Records supplied

━━━━━━━━

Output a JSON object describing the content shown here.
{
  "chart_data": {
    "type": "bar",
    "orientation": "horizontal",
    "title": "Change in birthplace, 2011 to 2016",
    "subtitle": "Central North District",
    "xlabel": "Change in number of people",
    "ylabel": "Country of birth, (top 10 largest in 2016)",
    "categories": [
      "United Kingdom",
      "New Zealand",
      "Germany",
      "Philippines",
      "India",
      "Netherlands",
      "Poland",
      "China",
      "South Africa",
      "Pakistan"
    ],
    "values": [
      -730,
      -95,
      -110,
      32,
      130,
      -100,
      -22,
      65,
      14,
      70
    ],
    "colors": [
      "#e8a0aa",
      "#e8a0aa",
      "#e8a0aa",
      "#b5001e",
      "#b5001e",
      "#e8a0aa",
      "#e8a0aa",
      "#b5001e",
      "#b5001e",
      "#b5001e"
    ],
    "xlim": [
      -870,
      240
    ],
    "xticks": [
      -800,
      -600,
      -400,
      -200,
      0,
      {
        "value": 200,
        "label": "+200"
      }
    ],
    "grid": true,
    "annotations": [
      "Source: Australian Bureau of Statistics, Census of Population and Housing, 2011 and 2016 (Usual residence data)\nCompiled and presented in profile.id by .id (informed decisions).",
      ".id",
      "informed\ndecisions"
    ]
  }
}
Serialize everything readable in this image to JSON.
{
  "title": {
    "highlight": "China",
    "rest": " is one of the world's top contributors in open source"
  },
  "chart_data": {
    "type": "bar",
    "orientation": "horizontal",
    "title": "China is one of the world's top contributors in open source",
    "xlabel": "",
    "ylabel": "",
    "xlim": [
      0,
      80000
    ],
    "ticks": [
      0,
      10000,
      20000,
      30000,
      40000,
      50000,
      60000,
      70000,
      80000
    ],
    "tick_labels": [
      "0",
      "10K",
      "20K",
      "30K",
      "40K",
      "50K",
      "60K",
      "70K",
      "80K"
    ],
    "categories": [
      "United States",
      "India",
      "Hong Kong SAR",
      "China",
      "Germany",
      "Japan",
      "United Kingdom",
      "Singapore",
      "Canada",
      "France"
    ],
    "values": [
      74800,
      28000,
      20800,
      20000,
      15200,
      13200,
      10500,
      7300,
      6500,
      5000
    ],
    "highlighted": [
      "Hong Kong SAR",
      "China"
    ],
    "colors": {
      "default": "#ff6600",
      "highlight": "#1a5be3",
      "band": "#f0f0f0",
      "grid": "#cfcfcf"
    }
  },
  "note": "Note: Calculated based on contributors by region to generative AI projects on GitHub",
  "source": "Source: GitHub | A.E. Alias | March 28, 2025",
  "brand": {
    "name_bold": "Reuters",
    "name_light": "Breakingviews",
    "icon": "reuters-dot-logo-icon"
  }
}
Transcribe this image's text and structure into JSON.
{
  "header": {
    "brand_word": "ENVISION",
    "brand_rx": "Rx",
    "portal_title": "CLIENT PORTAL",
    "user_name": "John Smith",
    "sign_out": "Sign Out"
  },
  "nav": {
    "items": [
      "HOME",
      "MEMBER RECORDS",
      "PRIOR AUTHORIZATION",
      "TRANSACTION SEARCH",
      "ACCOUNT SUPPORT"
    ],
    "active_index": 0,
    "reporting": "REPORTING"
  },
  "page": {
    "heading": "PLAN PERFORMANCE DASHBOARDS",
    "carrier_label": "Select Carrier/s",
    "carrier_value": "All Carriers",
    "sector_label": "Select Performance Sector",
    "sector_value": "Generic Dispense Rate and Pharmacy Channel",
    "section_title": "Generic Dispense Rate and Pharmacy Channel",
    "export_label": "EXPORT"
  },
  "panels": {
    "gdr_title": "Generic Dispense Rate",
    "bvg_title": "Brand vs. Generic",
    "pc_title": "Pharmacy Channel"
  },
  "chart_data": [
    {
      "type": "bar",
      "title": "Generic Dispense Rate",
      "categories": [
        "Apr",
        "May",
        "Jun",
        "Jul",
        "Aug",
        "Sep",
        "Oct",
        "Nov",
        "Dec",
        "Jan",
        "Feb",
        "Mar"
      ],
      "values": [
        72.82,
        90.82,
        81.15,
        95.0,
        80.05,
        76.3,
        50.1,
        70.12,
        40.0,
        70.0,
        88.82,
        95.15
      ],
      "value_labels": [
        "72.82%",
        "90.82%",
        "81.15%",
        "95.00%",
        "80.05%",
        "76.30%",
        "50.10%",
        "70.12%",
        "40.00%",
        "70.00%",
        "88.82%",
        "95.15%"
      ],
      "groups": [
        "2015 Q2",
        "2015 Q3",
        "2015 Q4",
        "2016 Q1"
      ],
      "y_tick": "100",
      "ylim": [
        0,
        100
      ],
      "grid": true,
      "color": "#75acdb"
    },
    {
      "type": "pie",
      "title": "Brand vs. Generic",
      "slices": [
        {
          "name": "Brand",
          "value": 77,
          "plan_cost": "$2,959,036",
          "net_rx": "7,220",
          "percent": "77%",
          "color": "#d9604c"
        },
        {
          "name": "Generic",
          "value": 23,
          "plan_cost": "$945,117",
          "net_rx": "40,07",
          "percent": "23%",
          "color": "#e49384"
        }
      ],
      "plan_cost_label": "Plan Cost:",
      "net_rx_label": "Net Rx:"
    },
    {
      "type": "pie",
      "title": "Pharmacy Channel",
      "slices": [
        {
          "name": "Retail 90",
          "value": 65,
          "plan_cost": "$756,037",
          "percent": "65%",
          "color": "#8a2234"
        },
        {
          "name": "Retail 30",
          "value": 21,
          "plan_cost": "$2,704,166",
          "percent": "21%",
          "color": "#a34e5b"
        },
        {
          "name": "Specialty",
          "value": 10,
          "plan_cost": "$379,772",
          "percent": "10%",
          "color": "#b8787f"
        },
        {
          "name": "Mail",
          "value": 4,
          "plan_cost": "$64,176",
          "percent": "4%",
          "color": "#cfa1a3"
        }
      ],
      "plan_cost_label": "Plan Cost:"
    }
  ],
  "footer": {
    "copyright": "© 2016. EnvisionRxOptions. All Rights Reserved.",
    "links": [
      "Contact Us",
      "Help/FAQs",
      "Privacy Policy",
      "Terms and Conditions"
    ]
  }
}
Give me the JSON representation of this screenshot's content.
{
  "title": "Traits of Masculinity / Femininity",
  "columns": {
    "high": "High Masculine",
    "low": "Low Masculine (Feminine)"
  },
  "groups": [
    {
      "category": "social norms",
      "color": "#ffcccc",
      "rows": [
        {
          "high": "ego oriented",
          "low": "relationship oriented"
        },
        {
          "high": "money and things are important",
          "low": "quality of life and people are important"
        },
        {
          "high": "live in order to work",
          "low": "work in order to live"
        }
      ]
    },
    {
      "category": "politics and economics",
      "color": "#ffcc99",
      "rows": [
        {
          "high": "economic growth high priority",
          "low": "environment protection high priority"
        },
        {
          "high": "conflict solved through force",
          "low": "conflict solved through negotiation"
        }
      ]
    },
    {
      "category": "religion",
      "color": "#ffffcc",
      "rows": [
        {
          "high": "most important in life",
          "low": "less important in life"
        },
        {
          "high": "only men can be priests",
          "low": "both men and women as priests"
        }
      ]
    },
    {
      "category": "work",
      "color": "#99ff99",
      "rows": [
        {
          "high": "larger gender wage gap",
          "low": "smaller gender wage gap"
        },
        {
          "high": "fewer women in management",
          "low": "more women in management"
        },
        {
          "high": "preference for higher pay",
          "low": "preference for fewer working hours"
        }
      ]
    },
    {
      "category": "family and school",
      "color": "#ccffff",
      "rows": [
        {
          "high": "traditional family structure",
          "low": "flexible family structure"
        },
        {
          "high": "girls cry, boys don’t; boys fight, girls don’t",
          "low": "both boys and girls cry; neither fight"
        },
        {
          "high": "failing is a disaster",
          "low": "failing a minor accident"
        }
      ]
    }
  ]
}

━━━━━━━━

The exercise
Using the listing above, return all lines where the word "image" occurs.

Answer
Serialize everything readable in this image to JSON.
Transcribe this image's text and structure into JSON.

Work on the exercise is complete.